Required task: Each entry below is to be printed verbatim.

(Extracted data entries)
^^^^

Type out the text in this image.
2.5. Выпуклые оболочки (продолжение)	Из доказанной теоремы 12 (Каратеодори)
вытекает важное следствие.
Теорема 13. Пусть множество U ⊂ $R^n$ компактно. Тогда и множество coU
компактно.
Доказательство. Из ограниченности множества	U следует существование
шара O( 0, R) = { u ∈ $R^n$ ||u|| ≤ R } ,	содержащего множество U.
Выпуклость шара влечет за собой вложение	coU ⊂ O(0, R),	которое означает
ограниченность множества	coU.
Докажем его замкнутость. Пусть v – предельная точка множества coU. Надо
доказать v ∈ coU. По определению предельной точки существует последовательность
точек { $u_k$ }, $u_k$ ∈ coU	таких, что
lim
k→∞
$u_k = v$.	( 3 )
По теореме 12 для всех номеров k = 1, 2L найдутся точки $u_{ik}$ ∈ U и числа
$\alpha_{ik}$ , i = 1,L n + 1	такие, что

^^^^

Output of the task:
Type out the text in this image.
2.5. Выпуклые оболочки (продолжение)	Из доказанной теоремы 12 (Каратеодори)
вытекает важное следствие.
Теорема 13. Пусть множество U ⊂ $R^n$ компактно. Тогда и множество coU
компактно.
Доказательство. Из ограниченности множества	U следует существование
шара O( 0, R) = { u ∈ $R^n$ ||u|| ≤ R } ,	содержащего множество U.
Выпуклость шара влечет за собой вложение	coU ⊂ O(0, R),	которое означает
ограниченность множества	coU.
Докажем его замкнутость. Пусть v – предельная точка множества coU. Надо
доказать v ∈ coU. По определению предельной точки существует последовательность
точек { $u_k$ }, $u_k$ ∈ coU	таких, что
lim
k→∞
$u_k = v$.	( 3 )
По теореме 12 для всех номеров k = 1, 2L найдутся точки $u_{ik}$ ∈ U и числа
$\alpha_{ik}$ , i = 1,L n + 1	такие, что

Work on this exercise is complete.